## What this task involves
In the entries below, count the lines holding "structured". Reply with the number only.

## Source data
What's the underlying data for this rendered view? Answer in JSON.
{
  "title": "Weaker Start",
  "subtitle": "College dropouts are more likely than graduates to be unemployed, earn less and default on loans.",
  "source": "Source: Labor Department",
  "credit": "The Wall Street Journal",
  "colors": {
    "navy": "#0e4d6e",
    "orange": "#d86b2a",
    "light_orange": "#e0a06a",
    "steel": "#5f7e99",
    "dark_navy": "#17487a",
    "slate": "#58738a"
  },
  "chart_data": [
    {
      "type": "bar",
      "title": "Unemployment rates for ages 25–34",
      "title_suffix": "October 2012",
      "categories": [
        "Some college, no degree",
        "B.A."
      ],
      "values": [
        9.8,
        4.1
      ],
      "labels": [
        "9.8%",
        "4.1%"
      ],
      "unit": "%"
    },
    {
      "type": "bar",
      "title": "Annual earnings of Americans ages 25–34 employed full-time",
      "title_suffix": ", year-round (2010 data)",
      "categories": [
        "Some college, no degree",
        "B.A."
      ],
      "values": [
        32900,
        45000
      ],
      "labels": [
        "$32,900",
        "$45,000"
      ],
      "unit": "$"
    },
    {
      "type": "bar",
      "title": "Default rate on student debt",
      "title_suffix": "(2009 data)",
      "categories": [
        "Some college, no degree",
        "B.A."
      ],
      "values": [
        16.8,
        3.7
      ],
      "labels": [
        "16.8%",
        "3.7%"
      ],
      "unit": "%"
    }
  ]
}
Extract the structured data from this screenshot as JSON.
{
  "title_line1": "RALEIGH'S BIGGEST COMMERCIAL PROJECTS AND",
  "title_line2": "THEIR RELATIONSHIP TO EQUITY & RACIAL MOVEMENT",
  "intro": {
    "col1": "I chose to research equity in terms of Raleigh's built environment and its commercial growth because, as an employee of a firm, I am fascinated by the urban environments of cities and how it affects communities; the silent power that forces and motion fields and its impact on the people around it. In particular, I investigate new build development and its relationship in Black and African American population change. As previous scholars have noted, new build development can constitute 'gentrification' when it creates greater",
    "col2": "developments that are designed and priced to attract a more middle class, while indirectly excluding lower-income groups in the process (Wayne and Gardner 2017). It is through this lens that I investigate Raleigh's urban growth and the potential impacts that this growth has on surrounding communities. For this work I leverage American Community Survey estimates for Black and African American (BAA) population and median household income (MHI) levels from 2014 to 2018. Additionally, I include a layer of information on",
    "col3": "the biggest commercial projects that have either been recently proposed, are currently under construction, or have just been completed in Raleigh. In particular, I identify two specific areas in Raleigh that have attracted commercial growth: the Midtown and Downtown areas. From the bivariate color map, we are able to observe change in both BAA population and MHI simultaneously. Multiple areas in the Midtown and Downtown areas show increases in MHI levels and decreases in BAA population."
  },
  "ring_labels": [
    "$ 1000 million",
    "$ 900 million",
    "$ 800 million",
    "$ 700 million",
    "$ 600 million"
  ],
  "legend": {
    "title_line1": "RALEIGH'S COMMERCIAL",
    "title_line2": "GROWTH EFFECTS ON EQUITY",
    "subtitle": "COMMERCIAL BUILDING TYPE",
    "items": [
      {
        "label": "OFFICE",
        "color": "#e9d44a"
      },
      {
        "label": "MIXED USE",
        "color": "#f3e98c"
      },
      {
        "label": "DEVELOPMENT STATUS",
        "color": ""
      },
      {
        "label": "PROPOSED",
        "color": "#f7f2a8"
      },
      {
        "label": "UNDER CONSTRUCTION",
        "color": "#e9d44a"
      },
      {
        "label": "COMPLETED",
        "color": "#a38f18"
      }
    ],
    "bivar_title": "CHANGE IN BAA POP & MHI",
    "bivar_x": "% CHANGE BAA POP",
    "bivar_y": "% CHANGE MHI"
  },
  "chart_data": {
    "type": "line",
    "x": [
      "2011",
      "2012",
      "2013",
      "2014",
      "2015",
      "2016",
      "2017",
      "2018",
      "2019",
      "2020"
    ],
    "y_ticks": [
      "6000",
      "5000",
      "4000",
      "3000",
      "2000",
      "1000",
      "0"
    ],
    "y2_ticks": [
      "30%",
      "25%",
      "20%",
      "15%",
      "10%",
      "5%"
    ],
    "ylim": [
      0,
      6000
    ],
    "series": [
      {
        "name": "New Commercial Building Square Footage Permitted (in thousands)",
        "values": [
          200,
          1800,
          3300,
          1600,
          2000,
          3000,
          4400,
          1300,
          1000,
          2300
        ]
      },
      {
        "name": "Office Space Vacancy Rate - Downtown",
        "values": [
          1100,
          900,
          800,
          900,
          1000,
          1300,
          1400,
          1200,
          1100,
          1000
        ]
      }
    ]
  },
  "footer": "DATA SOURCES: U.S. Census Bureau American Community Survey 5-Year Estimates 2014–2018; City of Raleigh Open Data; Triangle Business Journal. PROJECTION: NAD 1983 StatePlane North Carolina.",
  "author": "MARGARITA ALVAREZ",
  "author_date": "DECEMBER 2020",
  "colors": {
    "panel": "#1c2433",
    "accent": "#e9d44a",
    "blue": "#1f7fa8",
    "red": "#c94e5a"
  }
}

...

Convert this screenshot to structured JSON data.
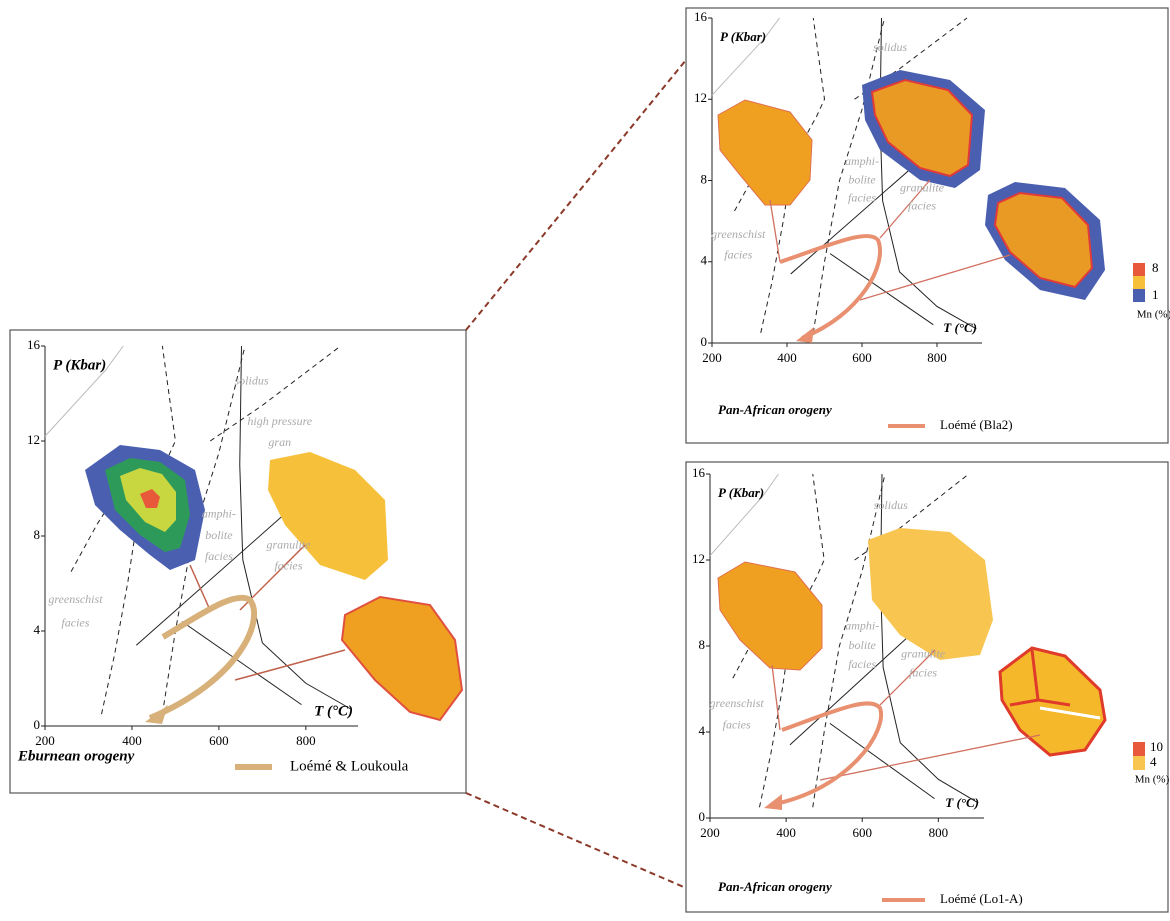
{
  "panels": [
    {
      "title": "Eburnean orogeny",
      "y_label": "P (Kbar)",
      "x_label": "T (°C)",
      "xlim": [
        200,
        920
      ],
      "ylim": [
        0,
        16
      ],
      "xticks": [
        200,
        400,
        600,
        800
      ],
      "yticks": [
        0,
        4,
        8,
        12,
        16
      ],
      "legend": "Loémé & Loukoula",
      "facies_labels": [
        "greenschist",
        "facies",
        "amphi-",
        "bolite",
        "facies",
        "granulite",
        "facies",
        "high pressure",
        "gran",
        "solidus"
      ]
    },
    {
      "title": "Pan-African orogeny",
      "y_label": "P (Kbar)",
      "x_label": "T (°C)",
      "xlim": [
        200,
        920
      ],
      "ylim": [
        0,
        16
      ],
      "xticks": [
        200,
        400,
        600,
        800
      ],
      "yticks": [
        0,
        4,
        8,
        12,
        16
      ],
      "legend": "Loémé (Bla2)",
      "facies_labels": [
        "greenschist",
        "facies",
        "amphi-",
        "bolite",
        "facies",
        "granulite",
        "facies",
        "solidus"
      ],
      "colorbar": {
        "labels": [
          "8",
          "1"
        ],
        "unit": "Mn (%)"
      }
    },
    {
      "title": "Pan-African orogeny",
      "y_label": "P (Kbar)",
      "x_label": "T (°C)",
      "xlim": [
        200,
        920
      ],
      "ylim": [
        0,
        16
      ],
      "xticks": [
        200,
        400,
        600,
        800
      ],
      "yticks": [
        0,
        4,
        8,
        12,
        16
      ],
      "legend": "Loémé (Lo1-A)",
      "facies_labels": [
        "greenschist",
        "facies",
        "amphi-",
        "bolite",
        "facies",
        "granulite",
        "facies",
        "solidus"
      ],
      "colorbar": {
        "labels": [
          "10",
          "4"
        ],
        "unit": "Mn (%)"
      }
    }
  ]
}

## Output
2